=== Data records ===
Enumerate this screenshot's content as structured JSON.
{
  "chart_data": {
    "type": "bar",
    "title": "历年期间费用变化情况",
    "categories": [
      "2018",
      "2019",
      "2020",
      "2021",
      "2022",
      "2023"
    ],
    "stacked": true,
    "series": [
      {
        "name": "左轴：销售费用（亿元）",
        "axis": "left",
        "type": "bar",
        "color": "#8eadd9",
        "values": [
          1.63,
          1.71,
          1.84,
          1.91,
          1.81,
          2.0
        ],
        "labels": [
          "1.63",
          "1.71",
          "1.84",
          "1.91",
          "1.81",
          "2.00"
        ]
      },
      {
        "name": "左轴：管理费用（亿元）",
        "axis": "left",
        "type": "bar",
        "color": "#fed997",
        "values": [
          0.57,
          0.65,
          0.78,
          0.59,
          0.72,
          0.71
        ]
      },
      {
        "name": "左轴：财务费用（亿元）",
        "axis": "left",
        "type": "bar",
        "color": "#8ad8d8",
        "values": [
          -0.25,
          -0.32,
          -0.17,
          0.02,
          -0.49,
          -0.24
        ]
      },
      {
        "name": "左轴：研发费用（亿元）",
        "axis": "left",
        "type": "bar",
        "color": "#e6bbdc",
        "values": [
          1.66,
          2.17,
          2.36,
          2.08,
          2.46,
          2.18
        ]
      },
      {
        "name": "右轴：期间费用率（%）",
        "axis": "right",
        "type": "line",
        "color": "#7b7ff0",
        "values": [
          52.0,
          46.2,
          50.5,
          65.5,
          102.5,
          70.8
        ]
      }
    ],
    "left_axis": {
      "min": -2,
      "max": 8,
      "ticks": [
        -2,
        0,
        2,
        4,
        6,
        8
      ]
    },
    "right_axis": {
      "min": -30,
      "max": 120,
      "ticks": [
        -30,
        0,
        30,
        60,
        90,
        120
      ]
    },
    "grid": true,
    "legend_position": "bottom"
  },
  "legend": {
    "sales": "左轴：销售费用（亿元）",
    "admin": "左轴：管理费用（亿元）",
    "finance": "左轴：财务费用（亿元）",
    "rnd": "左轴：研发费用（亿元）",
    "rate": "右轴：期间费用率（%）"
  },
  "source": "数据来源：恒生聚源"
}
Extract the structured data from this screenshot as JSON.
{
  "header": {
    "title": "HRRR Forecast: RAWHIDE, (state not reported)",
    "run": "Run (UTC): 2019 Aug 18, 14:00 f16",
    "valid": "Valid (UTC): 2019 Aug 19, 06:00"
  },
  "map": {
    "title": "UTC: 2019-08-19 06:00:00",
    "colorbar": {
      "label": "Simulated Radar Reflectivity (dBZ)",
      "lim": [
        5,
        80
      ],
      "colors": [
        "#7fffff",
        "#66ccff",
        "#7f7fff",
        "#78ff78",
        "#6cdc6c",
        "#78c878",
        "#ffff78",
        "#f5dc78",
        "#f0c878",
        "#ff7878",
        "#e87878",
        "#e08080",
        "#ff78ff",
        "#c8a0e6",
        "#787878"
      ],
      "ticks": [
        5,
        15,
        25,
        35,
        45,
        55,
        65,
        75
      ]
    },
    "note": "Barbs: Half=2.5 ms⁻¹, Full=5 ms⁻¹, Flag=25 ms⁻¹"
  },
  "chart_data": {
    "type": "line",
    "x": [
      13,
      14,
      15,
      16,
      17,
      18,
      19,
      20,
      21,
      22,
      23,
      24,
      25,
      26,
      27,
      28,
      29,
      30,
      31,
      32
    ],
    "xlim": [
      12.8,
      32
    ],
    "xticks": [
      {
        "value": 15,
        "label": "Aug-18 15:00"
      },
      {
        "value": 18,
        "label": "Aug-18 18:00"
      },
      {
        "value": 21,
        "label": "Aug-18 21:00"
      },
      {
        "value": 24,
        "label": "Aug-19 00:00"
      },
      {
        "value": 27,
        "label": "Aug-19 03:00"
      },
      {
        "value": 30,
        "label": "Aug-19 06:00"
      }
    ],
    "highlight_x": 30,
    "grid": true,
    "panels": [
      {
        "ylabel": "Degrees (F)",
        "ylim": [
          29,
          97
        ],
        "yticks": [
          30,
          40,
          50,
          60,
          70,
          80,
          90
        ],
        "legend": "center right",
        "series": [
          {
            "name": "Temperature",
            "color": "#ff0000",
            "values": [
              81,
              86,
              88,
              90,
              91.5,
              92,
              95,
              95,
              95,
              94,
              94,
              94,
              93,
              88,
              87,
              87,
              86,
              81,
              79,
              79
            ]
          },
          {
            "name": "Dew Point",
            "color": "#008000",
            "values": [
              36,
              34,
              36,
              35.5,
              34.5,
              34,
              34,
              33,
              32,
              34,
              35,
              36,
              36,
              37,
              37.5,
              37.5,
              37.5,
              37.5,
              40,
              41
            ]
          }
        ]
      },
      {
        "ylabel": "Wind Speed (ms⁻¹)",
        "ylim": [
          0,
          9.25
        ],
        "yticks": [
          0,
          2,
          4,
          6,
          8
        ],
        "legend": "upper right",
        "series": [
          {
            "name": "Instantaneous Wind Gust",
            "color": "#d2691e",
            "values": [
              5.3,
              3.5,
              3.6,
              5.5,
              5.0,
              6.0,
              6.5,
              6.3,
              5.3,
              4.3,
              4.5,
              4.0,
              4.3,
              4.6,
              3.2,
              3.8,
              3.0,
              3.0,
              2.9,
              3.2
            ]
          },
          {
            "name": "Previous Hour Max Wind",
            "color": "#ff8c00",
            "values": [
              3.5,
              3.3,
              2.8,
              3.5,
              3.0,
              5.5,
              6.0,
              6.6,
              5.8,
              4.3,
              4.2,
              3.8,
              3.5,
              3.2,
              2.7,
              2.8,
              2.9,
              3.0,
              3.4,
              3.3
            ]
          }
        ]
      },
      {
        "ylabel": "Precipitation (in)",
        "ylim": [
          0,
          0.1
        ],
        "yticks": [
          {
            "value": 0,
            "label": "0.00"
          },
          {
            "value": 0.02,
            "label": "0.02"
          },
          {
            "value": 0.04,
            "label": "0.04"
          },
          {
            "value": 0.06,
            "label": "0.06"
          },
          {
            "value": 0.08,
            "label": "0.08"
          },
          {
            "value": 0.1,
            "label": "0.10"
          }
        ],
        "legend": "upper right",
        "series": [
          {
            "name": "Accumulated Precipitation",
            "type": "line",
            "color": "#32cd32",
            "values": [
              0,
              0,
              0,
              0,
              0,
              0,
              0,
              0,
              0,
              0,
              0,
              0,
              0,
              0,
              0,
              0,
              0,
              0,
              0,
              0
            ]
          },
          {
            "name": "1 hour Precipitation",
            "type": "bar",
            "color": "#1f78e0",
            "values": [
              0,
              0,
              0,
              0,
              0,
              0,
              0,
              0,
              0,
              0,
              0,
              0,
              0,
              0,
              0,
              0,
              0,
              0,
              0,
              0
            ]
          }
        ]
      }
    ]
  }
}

=== Task instructions ===
All the entries above need to be reproduced exactly.

=== Result for this task ===
Enumerate this screenshot's content as structured JSON.
{
  "chart_data": {
    "type": "bar",
    "title": "历年期间费用变化情况",
    "categories": [
      "2018",
      "2019",
      "2020",
      "2021",
      "2022",
      "2023"
    ],
    "stacked": true,
    "series": [
      {
        "name": "左轴：销售费用（亿元）",
        "axis": "left",
        "type": "bar",
        "color": "#8eadd9",
        "values": [
          1.63,
          1.71,
          1.84,
          1.91,
          1.81,
          2.0
        ],
        "labels": [
          "1.63",
          "1.71",
          "1.84",
          "1.91",
          "1.81",
          "2.00"
        ]
      },
      {
        "name": "左轴：管理费用（亿元）",
        "axis": "left",
        "type": "bar",
        "color": "#fed997",
        "values": [
          0.57,
          0.65,
          0.78,
          0.59,
          0.72,
          0.71
        ]
      },
      {
        "name": "左轴：财务费用（亿元）",
        "axis": "left",
        "type": "bar",
        "color": "#8ad8d8",
        "values": [
          -0.25,
          -0.32,
          -0.17,
          0.02,
          -0.49,
          -0.24
        ]
      },
      {
        "name": "左轴：研发费用（亿元）",
        "axis": "left",
        "type": "bar",
        "color": "#e6bbdc",
        "values": [
          1.66,
          2.17,
          2.36,
          2.08,
          2.46,
          2.18
        ]
      },
      {
        "name": "右轴：期间费用率（%）",
        "axis": "right",
        "type": "line",
        "color": "#7b7ff0",
        "values": [
          52.0,
          46.2,
          50.5,
          65.5,
          102.5,
          70.8
        ]
      }
    ],
    "left_axis": {
      "min": -2,
      "max": 8,
      "ticks": [
        -2,
        0,
        2,
        4,
        6,
        8
      ]
    },
    "right_axis": {
      "min": -30,
      "max": 120,
      "ticks": [
        -30,
        0,
        30,
        60,
        90,
        120
      ]
    },
    "grid": true,
    "legend_position": "bottom"
  },
  "legend": {
    "sales": "左轴：销售费用（亿元）",
    "admin": "左轴：管理费用（亿元）",
    "finance": "左轴：财务费用（亿元）",
    "rnd": "左轴：研发费用（亿元）",
    "rate": "右轴：期间费用率（%）"
  },
  "source": "数据来源：恒生聚源"
}
Extract the structured data from this screenshot as JSON.
{
  "header": {
    "title": "HRRR Forecast: RAWHIDE, (state not reported)",
    "run": "Run (UTC): 2019 Aug 18, 14:00 f16",
    "valid": "Valid (UTC): 2019 Aug 19, 06:00"
  },
  "map": {
    "title": "UTC: 2019-08-19 06:00:00",
    "colorbar": {
      "label": "Simulated Radar Reflectivity (dBZ)",
      "lim": [
        5,
        80
      ],
      "colors": [
        "#7fffff",
        "#66ccff",
        "#7f7fff",
        "#78ff78",
        "#6cdc6c",
        "#78c878",
        "#ffff78",
        "#f5dc78",
        "#f0c878",
        "#ff7878",
        "#e87878",
        "#e08080",
        "#ff78ff",
        "#c8a0e6",
        "#787878"
      ],
      "ticks": [
        5,
        15,
        25,
        35,
        45,
        55,
        65,
        75
      ]
    },
    "note": "Barbs: Half=2.5 ms⁻¹, Full=5 ms⁻¹, Flag=25 ms⁻¹"
  },
  "chart_data": {
    "type": "line",
    "x": [
      13,
      14,
      15,
      16,
      17,
      18,
      19,
      20,
      21,
      22,
      23,
      24,
      25,
      26,
      27,
      28,
      29,
      30,
      31,
      32
    ],
    "xlim": [
      12.8,
      32
    ],
    "xticks": [
      {
        "value": 15,
        "label": "Aug-18 15:00"
      },
      {
        "value": 18,
        "label": "Aug-18 18:00"
      },
      {
        "value": 21,
        "label": "Aug-18 21:00"
      },
      {
        "value": 24,
        "label": "Aug-19 00:00"
      },
      {
        "value": 27,
        "label": "Aug-19 03:00"
      },
      {
        "value": 30,
        "label": "Aug-19 06:00"
      }
    ],
    "highlight_x": 30,
    "grid": true,
    "panels": [
      {
        "ylabel": "Degrees (F)",
        "ylim": [
          29,
          97
        ],
        "yticks": [
          30,
          40,
          50,
          60,
          70,
          80,
          90
        ],
        "legend": "center right",
        "series": [
          {
            "name": "Temperature",
            "color": "#ff0000",
            "values": [
              81,
              86,
              88,
              90,
              91.5,
              92,
              95,
              95,
              95,
              94,
              94,
              94,
              93,
              88,
              87,
              87,
              86,
              81,
              79,
              79
            ]
          },
          {
            "name": "Dew Point",
            "color": "#008000",
            "values": [
              36,
              34,
              36,
              35.5,
              34.5,
              34,
              34,
              33,
              32,
              34,
              35,
              36,
              36,
              37,
              37.5,
              37.5,
              37.5,
              37.5,
              40,
              41
            ]
          }
        ]
      },
      {
        "ylabel": "Wind Speed (ms⁻¹)",
        "ylim": [
          0,
          9.25
        ],
        "yticks": [
          0,
          2,
          4,
          6,
          8
        ],
        "legend": "upper right",
        "series": [
          {
            "name": "Instantaneous Wind Gust",
            "color": "#d2691e",
            "values": [
              5.3,
              3.5,
              3.6,
              5.5,
              5.0,
              6.0,
              6.5,
              6.3,
              5.3,
              4.3,
              4.5,
              4.0,
              4.3,
              4.6,
              3.2,
              3.8,
              3.0,
              3.0,
              2.9,
              3.2
            ]
          },
          {
            "name": "Previous Hour Max Wind",
            "color": "#ff8c00",
            "values": [
              3.5,
              3.3,
              2.8,
              3.5,
              3.0,
              5.5,
              6.0,
              6.6,
              5.8,
              4.3,
              4.2,
              3.8,
              3.5,
              3.2,
              2.7,
              2.8,
              2.9,
              3.0,
              3.4,
              3.3
            ]
          }
        ]
      },
      {
        "ylabel": "Precipitation (in)",
        "ylim": [
          0,
          0.1
        ],
        "yticks": [
          {
            "value": 0,
            "label": "0.00"
          },
          {
            "value": 0.02,
            "label": "0.02"
          },
          {
            "value": 0.04,
            "label": "0.04"
          },
          {
            "value": 0.06,
            "label": "0.06"
          },
          {
            "value": 0.08,
            "label": "0.08"
          },
          {
            "value": 0.1,
            "label": "0.10"
          }
        ],
        "legend": "upper right",
        "series": [
          {
            "name": "Accumulated Precipitation",
            "type": "line",
            "color": "#32cd32",
            "values": [
              0,
              0,
              0,
              0,
              0,
              0,
              0,
              0,
              0,
              0,
              0,
              0,
              0,
              0,
              0,
              0,
              0,
              0,
              0,
              0
            ]
          },
          {
            "name": "1 hour Precipitation",
            "type": "bar",
            "color": "#1f78e0",
            "values": [
              0,
              0,
              0,
              0,
              0,
              0,
              0,
              0,
              0,
              0,
              0,
              0,
              0,
              0,
              0,
              0,
              0,
              0,
              0,
              0
            ]
          }
        ]
      }
    ]
  }
}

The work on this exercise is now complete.